## SET TASK
Quote the whole listing word for word, please.

## RECORDS FOR PROCESSING
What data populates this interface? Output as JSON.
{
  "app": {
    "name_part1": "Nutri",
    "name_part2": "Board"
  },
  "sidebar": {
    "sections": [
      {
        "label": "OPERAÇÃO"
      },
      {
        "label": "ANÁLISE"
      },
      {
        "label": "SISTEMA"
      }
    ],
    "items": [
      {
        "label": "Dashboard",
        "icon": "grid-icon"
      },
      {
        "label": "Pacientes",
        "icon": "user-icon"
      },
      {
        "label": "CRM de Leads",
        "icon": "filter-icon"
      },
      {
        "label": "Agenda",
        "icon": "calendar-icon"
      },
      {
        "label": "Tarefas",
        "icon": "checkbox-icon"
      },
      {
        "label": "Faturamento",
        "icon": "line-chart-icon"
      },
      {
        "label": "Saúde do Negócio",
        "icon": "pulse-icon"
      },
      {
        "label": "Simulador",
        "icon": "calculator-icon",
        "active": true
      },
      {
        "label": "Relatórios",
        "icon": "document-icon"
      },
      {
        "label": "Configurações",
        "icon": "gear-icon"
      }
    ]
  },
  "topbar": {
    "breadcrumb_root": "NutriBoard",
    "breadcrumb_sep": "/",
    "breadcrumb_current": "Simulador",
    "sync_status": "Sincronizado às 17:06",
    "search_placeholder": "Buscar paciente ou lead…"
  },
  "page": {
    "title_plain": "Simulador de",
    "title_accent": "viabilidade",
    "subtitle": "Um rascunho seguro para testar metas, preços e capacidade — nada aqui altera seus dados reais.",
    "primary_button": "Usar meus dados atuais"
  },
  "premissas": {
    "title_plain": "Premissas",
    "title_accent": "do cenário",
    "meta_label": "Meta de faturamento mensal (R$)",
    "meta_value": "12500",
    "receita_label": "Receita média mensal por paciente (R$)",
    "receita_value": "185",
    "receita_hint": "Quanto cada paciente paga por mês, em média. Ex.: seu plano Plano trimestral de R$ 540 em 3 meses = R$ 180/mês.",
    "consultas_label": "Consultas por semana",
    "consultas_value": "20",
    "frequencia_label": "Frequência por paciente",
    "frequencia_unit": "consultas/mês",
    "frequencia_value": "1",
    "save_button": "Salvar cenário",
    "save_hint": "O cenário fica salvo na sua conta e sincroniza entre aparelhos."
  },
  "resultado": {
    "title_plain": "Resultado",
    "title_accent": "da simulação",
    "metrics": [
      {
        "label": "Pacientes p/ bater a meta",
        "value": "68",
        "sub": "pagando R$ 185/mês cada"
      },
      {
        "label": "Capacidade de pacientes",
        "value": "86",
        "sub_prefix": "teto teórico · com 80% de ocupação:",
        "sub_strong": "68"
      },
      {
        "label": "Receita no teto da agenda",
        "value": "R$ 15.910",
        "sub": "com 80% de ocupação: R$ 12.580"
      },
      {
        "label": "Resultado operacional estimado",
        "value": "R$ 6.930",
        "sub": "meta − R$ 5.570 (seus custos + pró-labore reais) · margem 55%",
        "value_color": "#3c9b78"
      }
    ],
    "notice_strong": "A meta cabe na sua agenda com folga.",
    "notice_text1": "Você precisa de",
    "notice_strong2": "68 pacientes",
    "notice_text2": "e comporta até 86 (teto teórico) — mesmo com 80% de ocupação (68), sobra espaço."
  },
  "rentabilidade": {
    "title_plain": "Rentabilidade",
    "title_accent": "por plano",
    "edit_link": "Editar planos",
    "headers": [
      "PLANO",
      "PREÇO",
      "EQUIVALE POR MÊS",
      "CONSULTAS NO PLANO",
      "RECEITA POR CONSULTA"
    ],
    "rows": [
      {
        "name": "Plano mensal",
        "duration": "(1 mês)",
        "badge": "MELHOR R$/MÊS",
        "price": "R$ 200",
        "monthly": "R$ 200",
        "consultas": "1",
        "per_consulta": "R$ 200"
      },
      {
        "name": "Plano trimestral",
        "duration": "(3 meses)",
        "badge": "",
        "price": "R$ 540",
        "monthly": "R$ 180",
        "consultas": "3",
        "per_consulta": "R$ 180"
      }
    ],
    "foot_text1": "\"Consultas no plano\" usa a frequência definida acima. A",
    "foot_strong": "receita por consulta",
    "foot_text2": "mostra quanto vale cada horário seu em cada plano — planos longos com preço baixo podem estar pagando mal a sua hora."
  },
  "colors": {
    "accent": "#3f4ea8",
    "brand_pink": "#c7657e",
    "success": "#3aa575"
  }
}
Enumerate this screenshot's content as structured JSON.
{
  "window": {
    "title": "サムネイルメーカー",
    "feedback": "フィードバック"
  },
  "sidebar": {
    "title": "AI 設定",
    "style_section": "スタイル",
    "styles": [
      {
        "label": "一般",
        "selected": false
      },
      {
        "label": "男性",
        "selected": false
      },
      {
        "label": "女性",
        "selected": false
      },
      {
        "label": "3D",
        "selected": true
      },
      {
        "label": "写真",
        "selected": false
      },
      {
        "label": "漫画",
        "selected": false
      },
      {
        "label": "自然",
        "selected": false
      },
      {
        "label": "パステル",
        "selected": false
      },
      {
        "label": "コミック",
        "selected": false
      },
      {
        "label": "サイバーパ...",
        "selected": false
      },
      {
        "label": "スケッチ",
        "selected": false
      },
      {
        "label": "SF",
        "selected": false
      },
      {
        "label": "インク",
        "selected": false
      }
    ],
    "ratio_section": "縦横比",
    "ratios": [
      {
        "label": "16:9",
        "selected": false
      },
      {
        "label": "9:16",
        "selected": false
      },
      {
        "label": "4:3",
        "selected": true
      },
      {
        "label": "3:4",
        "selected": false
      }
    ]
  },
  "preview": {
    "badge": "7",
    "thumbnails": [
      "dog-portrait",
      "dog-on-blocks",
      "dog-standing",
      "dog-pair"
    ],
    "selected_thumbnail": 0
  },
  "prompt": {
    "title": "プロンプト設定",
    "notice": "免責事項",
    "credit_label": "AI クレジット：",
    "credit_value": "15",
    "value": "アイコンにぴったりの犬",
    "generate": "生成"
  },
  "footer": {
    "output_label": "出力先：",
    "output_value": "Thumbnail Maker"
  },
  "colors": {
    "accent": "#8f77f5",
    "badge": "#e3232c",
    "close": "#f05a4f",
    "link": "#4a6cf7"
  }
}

## SOLUTION FOR THIS PROBLEM
What data populates this interface? Output as JSON.
{
  "app": {
    "name_part1": "Nutri",
    "name_part2": "Board"
  },
  "sidebar": {
    "sections": [
      {
        "label": "OPERAÇÃO"
      },
      {
        "label": "ANÁLISE"
      },
      {
        "label": "SISTEMA"
      }
    ],
    "items": [
      {
        "label": "Dashboard",
        "icon": "grid-icon"
      },
      {
        "label": "Pacientes",
        "icon": "user-icon"
      },
      {
        "label": "CRM de Leads",
        "icon": "filter-icon"
      },
      {
        "label": "Agenda",
        "icon": "calendar-icon"
      },
      {
        "label": "Tarefas",
        "icon": "checkbox-icon"
      },
      {
        "label": "Faturamento",
        "icon": "line-chart-icon"
      },
      {
        "label": "Saúde do Negócio",
        "icon": "pulse-icon"
      },
      {
        "label": "Simulador",
        "icon": "calculator-icon",
        "active": true
      },
      {
        "label": "Relatórios",
        "icon": "document-icon"
      },
      {
        "label": "Configurações",
        "icon": "gear-icon"
      }
    ]
  },
  "topbar": {
    "breadcrumb_root": "NutriBoard",
    "breadcrumb_sep": "/",
    "breadcrumb_current": "Simulador",
    "sync_status": "Sincronizado às 17:06",
    "search_placeholder": "Buscar paciente ou lead…"
  },
  "page": {
    "title_plain": "Simulador de",
    "title_accent": "viabilidade",
    "subtitle": "Um rascunho seguro para testar metas, preços e capacidade — nada aqui altera seus dados reais.",
    "primary_button": "Usar meus dados atuais"
  },
  "premissas": {
    "title_plain": "Premissas",
    "title_accent": "do cenário",
    "meta_label": "Meta de faturamento mensal (R$)",
    "meta_value": "12500",
    "receita_label": "Receita média mensal por paciente (R$)",
    "receita_value": "185",
    "receita_hint": "Quanto cada paciente paga por mês, em média. Ex.: seu plano Plano trimestral de R$ 540 em 3 meses = R$ 180/mês.",
    "consultas_label": "Consultas por semana",
    "consultas_value": "20",
    "frequencia_label": "Frequência por paciente",
    "frequencia_unit": "consultas/mês",
    "frequencia_value": "1",
    "save_button": "Salvar cenário",
    "save_hint": "O cenário fica salvo na sua conta e sincroniza entre aparelhos."
  },
  "resultado": {
    "title_plain": "Resultado",
    "title_accent": "da simulação",
    "metrics": [
      {
        "label": "Pacientes p/ bater a meta",
        "value": "68",
        "sub": "pagando R$ 185/mês cada"
      },
      {
        "label": "Capacidade de pacientes",
        "value": "86",
        "sub_prefix": "teto teórico · com 80% de ocupação:",
        "sub_strong": "68"
      },
      {
        "label": "Receita no teto da agenda",
        "value": "R$ 15.910",
        "sub": "com 80% de ocupação: R$ 12.580"
      },
      {
        "label": "Resultado operacional estimado",
        "value": "R$ 6.930",
        "sub": "meta − R$ 5.570 (seus custos + pró-labore reais) · margem 55%",
        "value_color": "#3c9b78"
      }
    ],
    "notice_strong": "A meta cabe na sua agenda com folga.",
    "notice_text1": "Você precisa de",
    "notice_strong2": "68 pacientes",
    "notice_text2": "e comporta até 86 (teto teórico) — mesmo com 80% de ocupação (68), sobra espaço."
  },
  "rentabilidade": {
    "title_plain": "Rentabilidade",
    "title_accent": "por plano",
    "edit_link": "Editar planos",
    "headers": [
      "PLANO",
      "PREÇO",
      "EQUIVALE POR MÊS",
      "CONSULTAS NO PLANO",
      "RECEITA POR CONSULTA"
    ],
    "rows": [
      {
        "name": "Plano mensal",
        "duration": "(1 mês)",
        "badge": "MELHOR R$/MÊS",
        "price": "R$ 200",
        "monthly": "R$ 200",
        "consultas": "1",
        "per_consulta": "R$ 200"
      },
      {
        "name": "Plano trimestral",
        "duration": "(3 meses)",
        "badge": "",
        "price": "R$ 540",
        "monthly": "R$ 180",
        "consultas": "3",
        "per_consulta": "R$ 180"
      }
    ],
    "foot_text1": "\"Consultas no plano\" usa a frequência definida acima. A",
    "foot_strong": "receita por consulta",
    "foot_text2": "mostra quanto vale cada horário seu em cada plano — planos longos com preço baixo podem estar pagando mal a sua hora."
  },
  "colors": {
    "accent": "#3f4ea8",
    "brand_pink": "#c7657e",
    "success": "#3aa575"
  }
}
Enumerate this screenshot's content as structured JSON.
{
  "window": {
    "title": "サムネイルメーカー",
    "feedback": "フィードバック"
  },
  "sidebar": {
    "title": "AI 設定",
    "style_section": "スタイル",
    "styles": [
      {
        "label": "一般",
        "selected": false
      },
      {
        "label": "男性",
        "selected": false
      },
      {
        "label": "女性",
        "selected": false
      },
      {
        "label": "3D",
        "selected": true
      },
      {
        "label": "写真",
        "selected": false
      },
      {
        "label": "漫画",
        "selected": false
      },
      {
        "label": "自然",
        "selected": false
      },
      {
        "label": "パステル",
        "selected": false
      },
      {
        "label": "コミック",
        "selected": false
      },
      {
        "label": "サイバーパ...",
        "selected": false
      },
      {
        "label": "スケッチ",
        "selected": false
      },
      {
        "label": "SF",
        "selected": false
      },
      {
        "label": "インク",
        "selected": false
      }
    ],
    "ratio_section": "縦横比",
    "ratios": [
      {
        "label": "16:9",
        "selected": false
      },
      {
        "label": "9:16",
        "selected": false
      },
      {
        "label": "4:3",
        "selected": true
      },
      {
        "label": "3:4",
        "selected": false
      }
    ]
  },
  "preview": {
    "badge": "7",
    "thumbnails": [
      "dog-portrait",
      "dog-on-blocks",
      "dog-standing",
      "dog-pair"
    ],
    "selected_thumbnail": 0
  },
  "prompt": {
    "title": "プロンプト設定",
    "notice": "免責事項",
    "credit_label": "AI クレジット：",
    "credit_value": "15",
    "value": "アイコンにぴったりの犬",
    "generate": "生成"
  },
  "footer": {
    "output_label": "出力先：",
    "output_value": "Thumbnail Maker"
  },
  "colors": {
    "accent": "#8f77f5",
    "badge": "#e3232c",
    "close": "#f05a4f",
    "link": "#4a6cf7"
  }
}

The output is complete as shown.